Instructions for the task:
Search the material for the string "from", then report how many lines hold it, with no other text.

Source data
····················

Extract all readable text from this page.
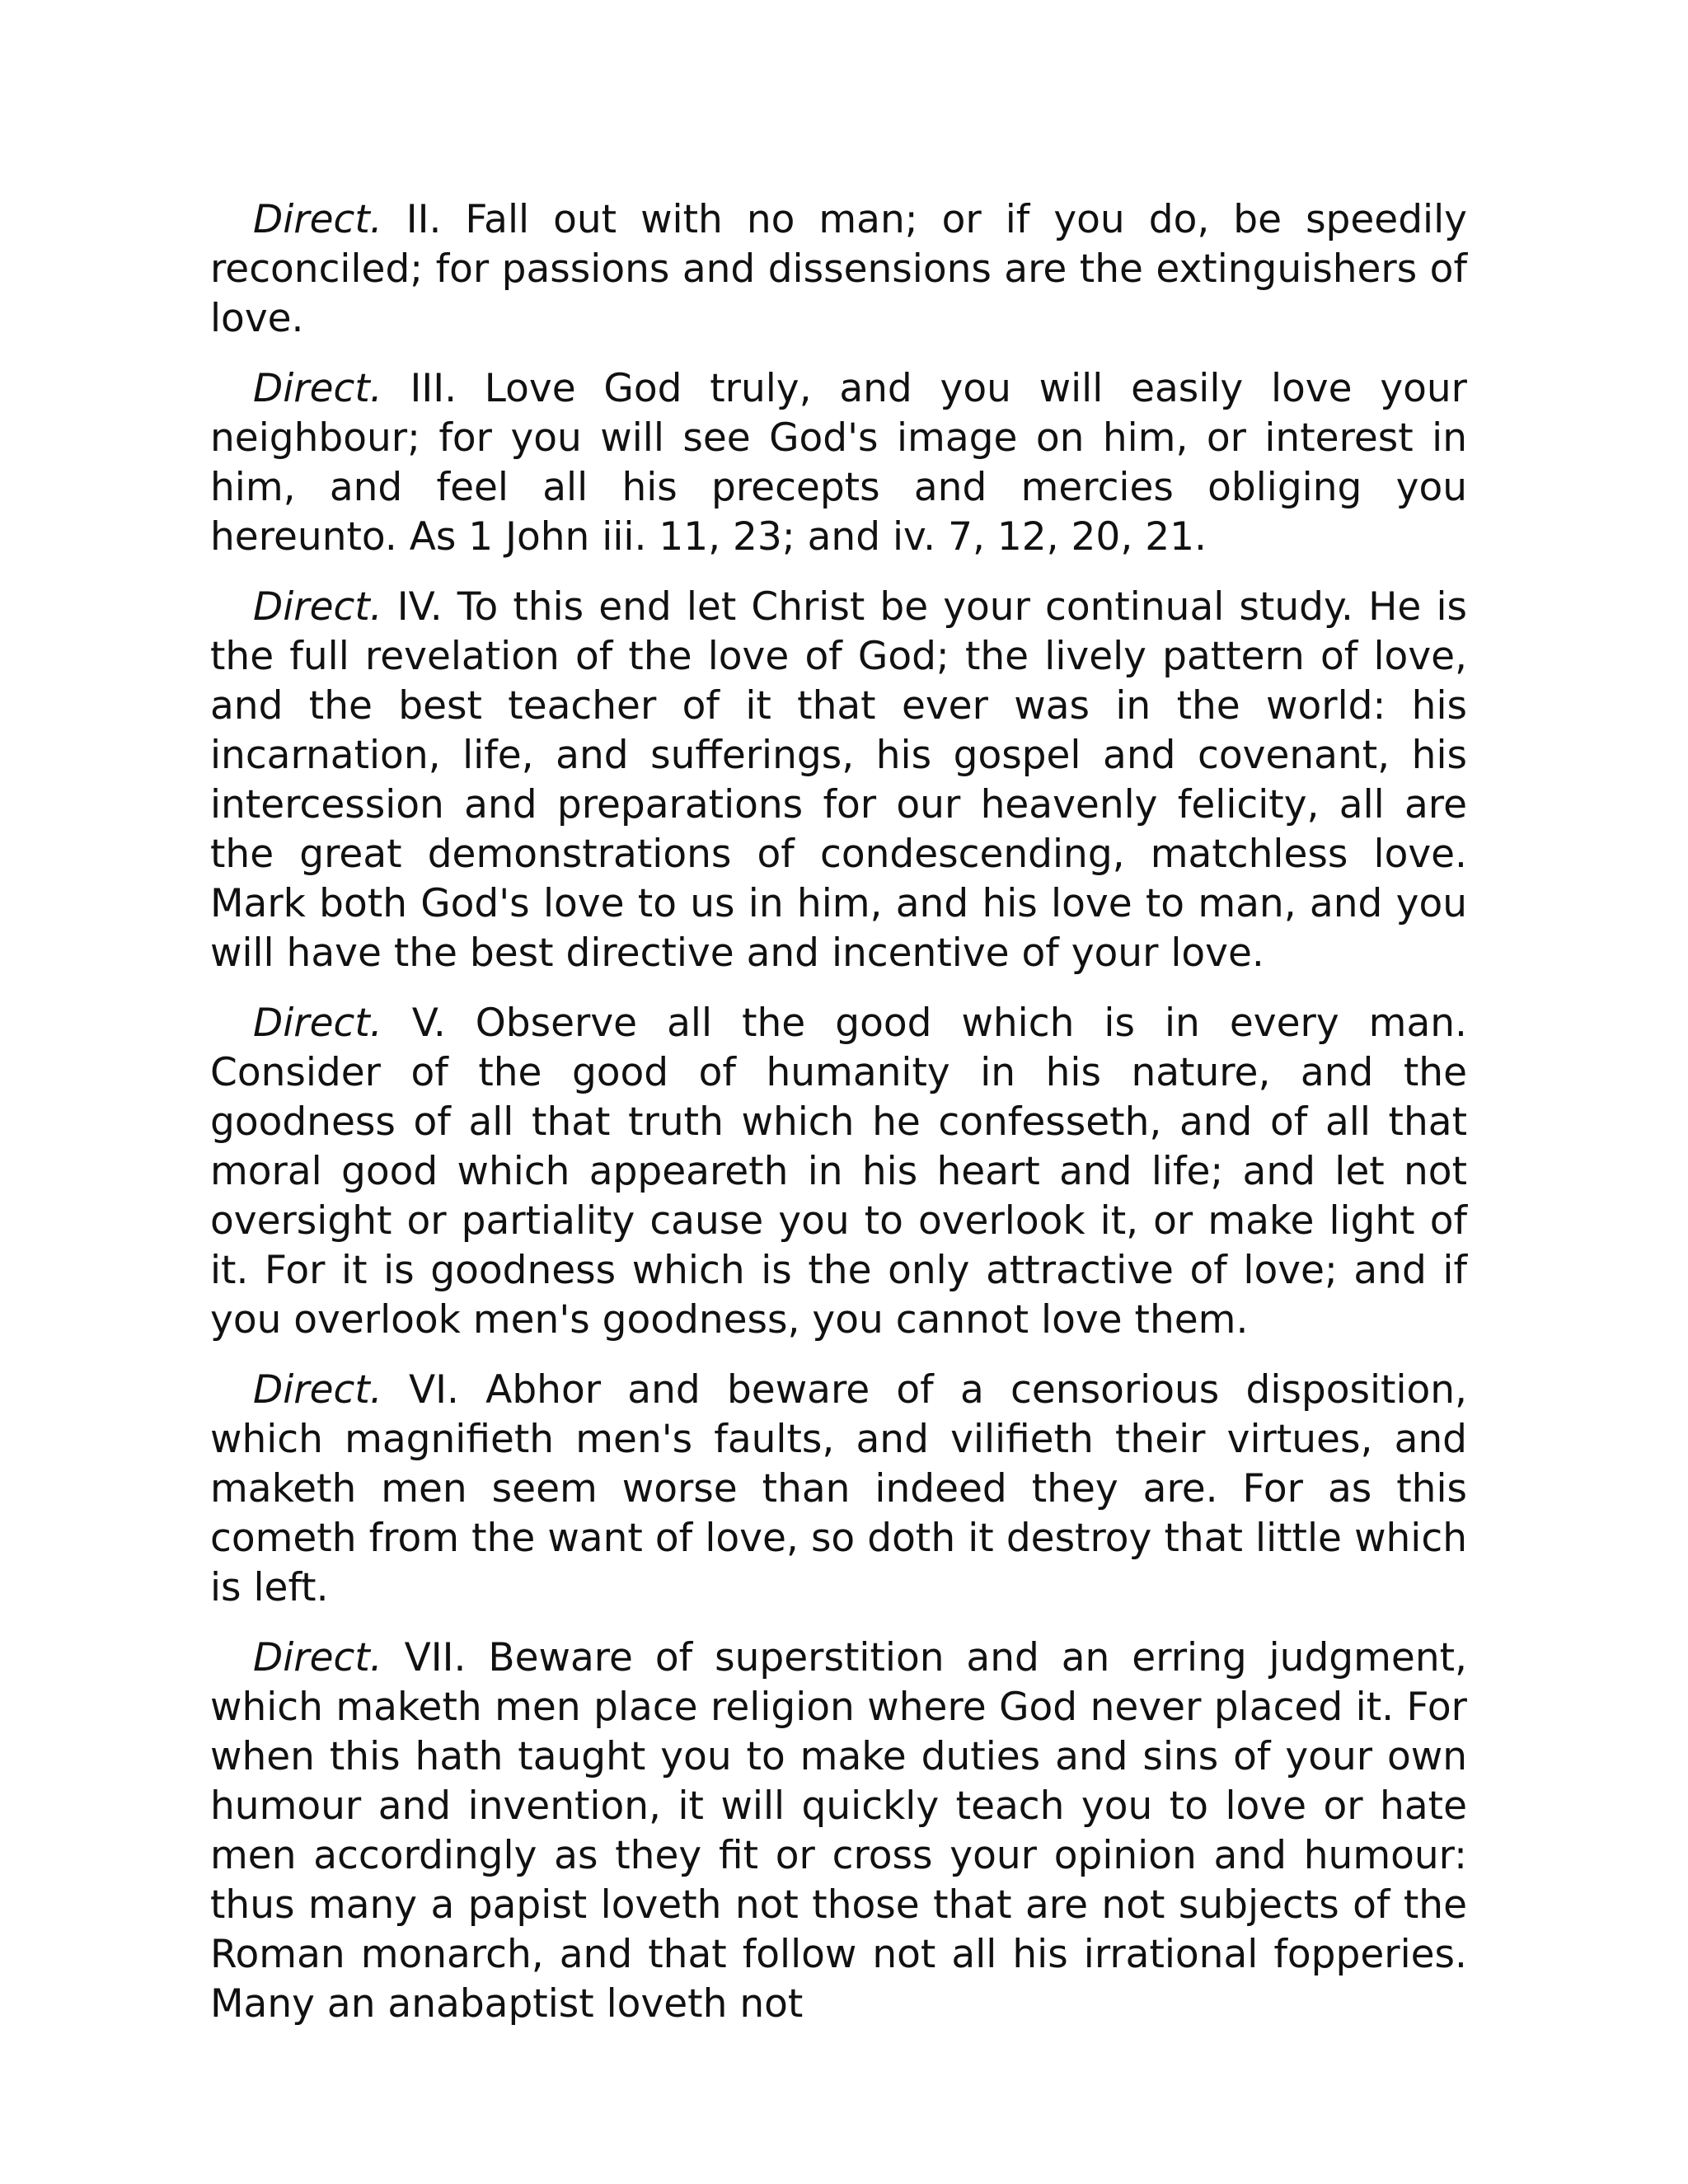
Direct. II. Fall out with no man; or if you do, be speedily reconciled; for passions and dissensions are the extinguishers of love.

Direct. III. Love God truly, and you will easily love your neighbour; for you will see God's image on him, or interest in him, and feel all his precepts and mercies obliging you hereunto. As 1 John iii. 11, 23; and iv. 7, 12, 20, 21.

Direct. IV. To this end let Christ be your continual study. He is the full revelation of the love of God; the lively pattern of love, and the best teacher of it that ever was in the world: his incarnation, life, and sufferings, his gospel and covenant, his intercession and preparations for our heavenly felicity, all are the great demonstrations of condescending, matchless love. Mark both God's love to us in him, and his love to man, and you will have the best directive and incentive of your love.

Direct. V. Observe all the good which is in every man. Consider of the good of humanity in his nature, and the goodness of all that truth which he confesseth, and of all that moral good which appeareth in his heart and life; and let not oversight or partiality cause you to overlook it, or make light of it. For it is goodness which is the only attractive of love; and if you overlook men's goodness, you cannot love them.

Direct. VI. Abhor and beware of a censorious disposition, which magnifieth men's faults, and vilifieth their virtues, and maketh men seem worse than indeed they are. For as this cometh from the want of love, so doth it destroy that little which is left.

Direct. VII. Beware of superstition and an erring judgment, which maketh men place religion where God never placed it. For when this hath taught you to make duties and sins of your own humour and invention, it will quickly teach you to love or hate men accordingly as they fit or cross your opinion and humour: thus many a papist loveth not those that are not subjects of the Roman monarch, and that follow not all his irrational fopperies. Many an anabaptist loveth not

····················

Completed task:
2